*AIM OF THE TASK*:
Examine each line of the data. Copy those that contain the string "this".

Figure dataset records

-- BEGIN --

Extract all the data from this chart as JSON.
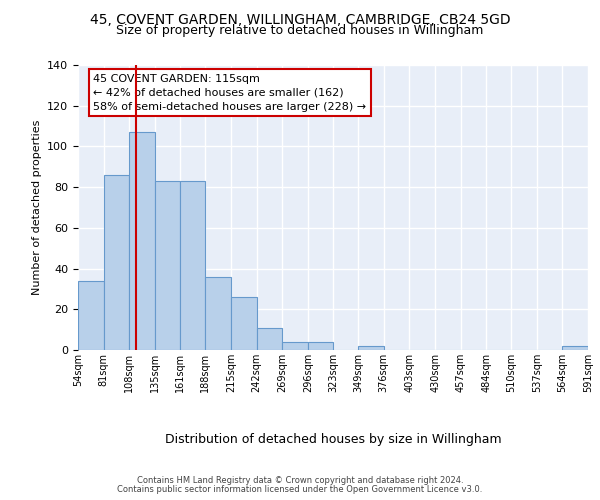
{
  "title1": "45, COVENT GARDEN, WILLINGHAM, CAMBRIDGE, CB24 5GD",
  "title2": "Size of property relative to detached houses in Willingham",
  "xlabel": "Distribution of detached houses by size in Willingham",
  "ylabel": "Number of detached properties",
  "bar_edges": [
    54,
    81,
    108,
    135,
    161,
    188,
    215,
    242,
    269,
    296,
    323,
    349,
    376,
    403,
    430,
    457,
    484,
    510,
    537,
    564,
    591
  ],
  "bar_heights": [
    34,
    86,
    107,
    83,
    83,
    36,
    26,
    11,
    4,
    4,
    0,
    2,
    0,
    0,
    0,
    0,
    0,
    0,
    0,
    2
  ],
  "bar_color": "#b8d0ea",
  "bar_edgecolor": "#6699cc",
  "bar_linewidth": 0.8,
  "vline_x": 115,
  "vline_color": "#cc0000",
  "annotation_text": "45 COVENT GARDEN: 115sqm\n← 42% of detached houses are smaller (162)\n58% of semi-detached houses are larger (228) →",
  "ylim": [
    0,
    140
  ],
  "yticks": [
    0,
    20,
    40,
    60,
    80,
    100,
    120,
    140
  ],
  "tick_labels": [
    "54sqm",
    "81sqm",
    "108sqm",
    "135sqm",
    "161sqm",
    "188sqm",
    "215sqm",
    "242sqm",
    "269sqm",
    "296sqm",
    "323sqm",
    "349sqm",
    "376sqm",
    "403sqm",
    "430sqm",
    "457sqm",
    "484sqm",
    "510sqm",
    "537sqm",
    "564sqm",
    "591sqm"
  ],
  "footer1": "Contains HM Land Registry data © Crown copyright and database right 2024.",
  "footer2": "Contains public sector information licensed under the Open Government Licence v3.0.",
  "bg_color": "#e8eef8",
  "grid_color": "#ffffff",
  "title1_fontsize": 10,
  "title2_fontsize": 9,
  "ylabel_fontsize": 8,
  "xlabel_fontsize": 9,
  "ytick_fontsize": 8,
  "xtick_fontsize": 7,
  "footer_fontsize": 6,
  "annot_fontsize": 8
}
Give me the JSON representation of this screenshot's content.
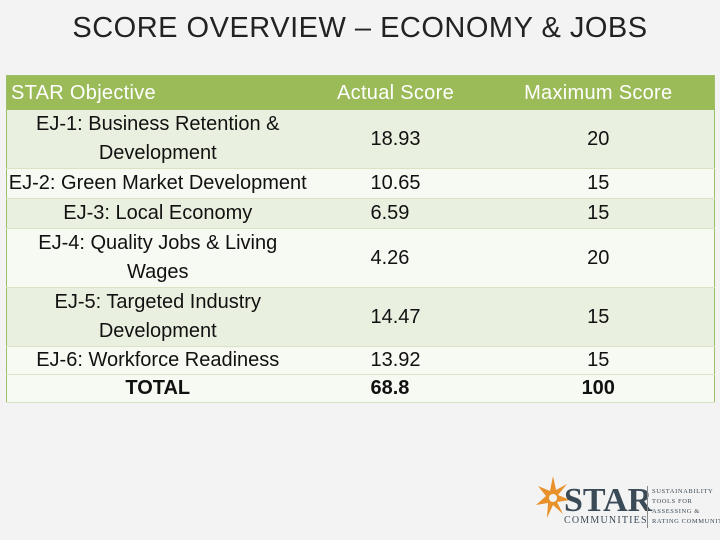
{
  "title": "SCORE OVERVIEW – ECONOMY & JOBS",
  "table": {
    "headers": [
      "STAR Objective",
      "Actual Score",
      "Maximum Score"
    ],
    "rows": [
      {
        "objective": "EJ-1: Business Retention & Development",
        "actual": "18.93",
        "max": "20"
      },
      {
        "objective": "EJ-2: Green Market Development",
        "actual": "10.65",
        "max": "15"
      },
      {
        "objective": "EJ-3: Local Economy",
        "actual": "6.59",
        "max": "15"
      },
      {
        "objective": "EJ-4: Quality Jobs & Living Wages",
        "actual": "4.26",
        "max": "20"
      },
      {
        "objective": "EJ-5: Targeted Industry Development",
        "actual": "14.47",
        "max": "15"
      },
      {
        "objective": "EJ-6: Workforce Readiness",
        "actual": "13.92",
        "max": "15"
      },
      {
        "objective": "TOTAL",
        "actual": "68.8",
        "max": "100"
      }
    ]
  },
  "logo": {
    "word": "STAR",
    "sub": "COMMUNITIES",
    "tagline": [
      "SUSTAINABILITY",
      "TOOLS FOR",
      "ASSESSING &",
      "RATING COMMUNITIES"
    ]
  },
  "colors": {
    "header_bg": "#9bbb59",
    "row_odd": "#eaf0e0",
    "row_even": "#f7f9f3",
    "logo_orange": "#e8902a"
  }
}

-- END --
-- BEGIN --

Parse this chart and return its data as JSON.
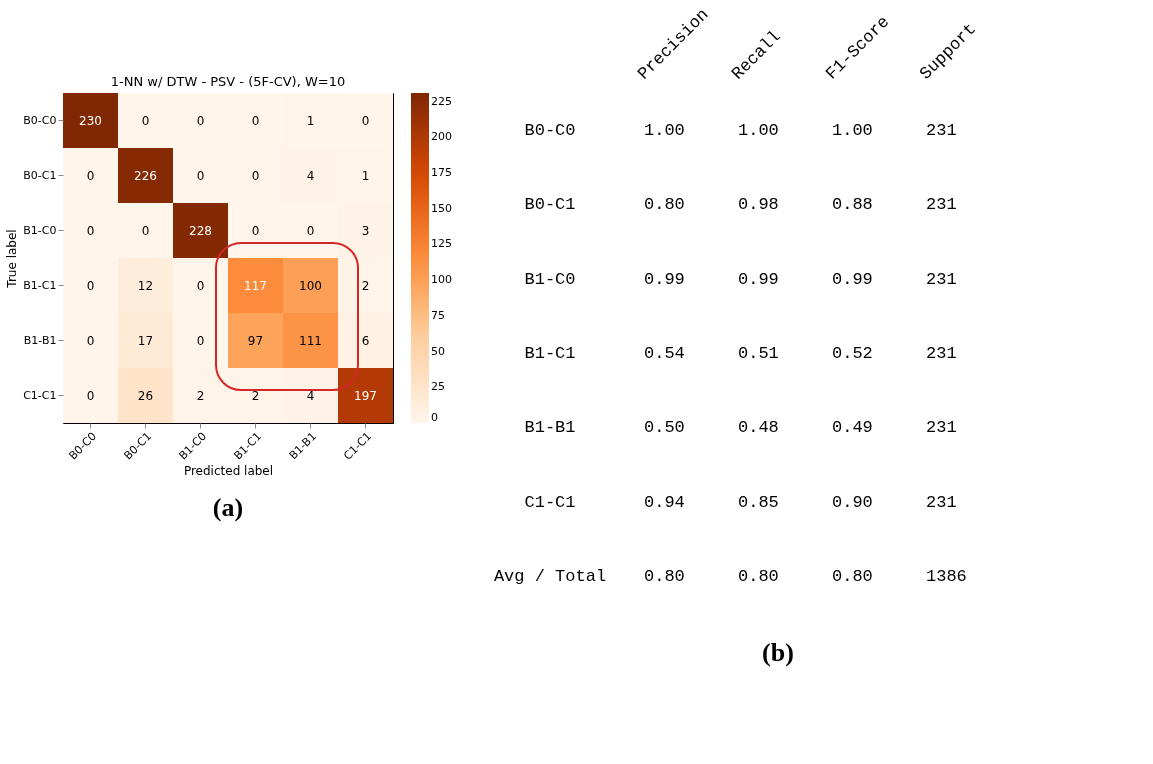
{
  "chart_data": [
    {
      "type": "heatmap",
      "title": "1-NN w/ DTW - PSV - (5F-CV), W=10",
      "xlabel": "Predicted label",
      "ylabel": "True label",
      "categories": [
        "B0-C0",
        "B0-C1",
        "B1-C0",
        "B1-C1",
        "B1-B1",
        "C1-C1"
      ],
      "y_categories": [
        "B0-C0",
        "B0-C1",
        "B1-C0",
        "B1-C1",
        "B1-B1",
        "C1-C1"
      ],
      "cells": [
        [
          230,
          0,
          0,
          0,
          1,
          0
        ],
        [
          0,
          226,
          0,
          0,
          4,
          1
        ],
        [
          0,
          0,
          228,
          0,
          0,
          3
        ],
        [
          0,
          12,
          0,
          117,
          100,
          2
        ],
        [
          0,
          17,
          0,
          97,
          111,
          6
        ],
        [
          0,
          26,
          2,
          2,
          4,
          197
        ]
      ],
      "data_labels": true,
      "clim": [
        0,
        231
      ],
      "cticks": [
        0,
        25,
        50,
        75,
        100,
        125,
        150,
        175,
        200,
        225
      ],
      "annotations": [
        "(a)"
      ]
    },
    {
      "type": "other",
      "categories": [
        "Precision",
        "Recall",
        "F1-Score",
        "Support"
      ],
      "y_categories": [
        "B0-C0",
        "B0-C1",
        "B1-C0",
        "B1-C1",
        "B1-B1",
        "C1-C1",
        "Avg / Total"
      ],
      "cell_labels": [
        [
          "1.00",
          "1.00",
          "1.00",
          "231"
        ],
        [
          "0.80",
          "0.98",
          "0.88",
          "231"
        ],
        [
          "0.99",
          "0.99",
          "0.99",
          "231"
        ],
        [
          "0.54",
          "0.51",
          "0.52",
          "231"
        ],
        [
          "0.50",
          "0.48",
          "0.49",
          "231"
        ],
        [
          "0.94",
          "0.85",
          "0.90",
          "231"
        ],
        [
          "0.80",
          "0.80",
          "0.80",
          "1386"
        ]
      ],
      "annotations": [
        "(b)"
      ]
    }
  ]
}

-- END --

*TASK OUTPUT*:
Extract all the data from this chart as JSON.
Give me the JSON representation of this screenshot's content.
Parse this chart and return its data as JSON.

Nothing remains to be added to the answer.